▶ _Exercise material_:
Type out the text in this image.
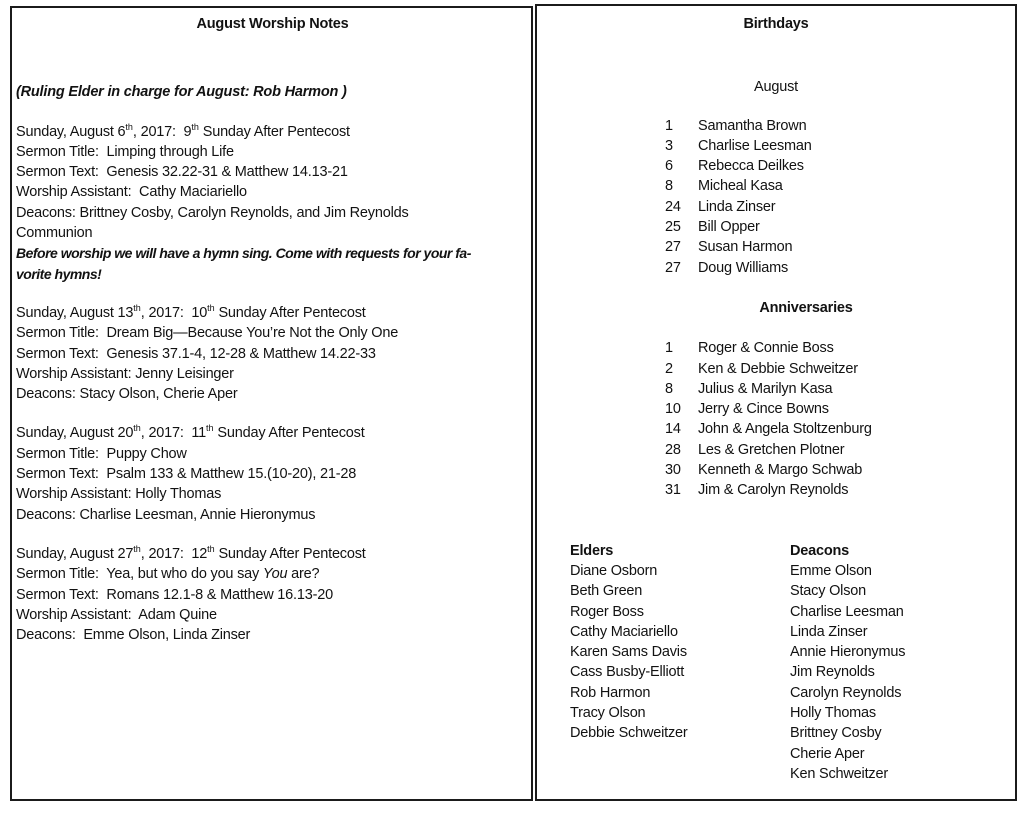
August Worship Notes
(Ruling Elder in charge for August: Rob Harmon )
Sunday, August 6th, 2017:  9th Sunday After Pentecost
Sermon Title:  Limping through Life
Sermon Text:  Genesis 32.22-31 & Matthew 14.13-21
Worship Assistant:  Cathy Maciariello
Deacons: Brittney Cosby, Carolyn Reynolds, and Jim Reynolds
Communion
Before worship we will have a hymn sing. Come with requests for your fa-
vorite hymns!
Sunday, August 13th, 2017:  10th Sunday After Pentecost
Sermon Title:  Dream Big—Because You’re Not the Only One
Sermon Text:  Genesis 37.1-4, 12-28 & Matthew 14.22-33
Worship Assistant: Jenny Leisinger
Deacons: Stacy Olson, Cherie Aper
Sunday, August 20th, 2017:  11th Sunday After Pentecost
Sermon Title:  Puppy Chow
Sermon Text:  Psalm 133 & Matthew 15.(10-20), 21-28
Worship Assistant: Holly Thomas
Deacons: Charlise Leesman, Annie Hieronymus
Sunday, August 27th, 2017:  12th Sunday After Pentecost
Sermon Title:  Yea, but who do you say You are?
Sermon Text:  Romans 12.1-8 & Matthew 16.13-20
Worship Assistant:  Adam Quine
Deacons:  Emme Olson, Linda Zinser
Birthdays
August
1 Samantha Brown
3 Charlise Leesman
6 Rebecca Deilkes
8 Micheal Kasa
24 Linda Zinser
25 Bill Opper
27 Susan Harmon
27 Doug Williams
Anniversaries
1 Roger & Connie Boss
2 Ken & Debbie Schweitzer
8 Julius & Marilyn Kasa
10 Jerry & Cince Bowns
14 John & Angela Stoltzenburg
28 Les & Gretchen Plotner
30 Kenneth & Margo Schwab
31 Jim & Carolyn Reynolds
Elders
Diane Osborn
Beth Green
Roger Boss
Cathy Maciariello
Karen Sams Davis
Cass Busby-Elliott
Rob Harmon
Tracy Olson
Debbie Schweitzer
Deacons
Emme Olson
Stacy Olson
Charlise Leesman
Linda Zinser
Annie Hieronymus
Jim Reynolds
Carolyn Reynolds
Holly Thomas
Brittney Cosby
Cherie Aper
Ken Schweitzer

▶ _What is needed_: Go through the listing above and copy each line where the string "Olson" appears.

▶ _Answer for this exercise_:
Deacons: Stacy Olson, Cherie Aper
Deacons:  Emme Olson, Linda Zinser
Tracy Olson
Emme Olson
Stacy Olson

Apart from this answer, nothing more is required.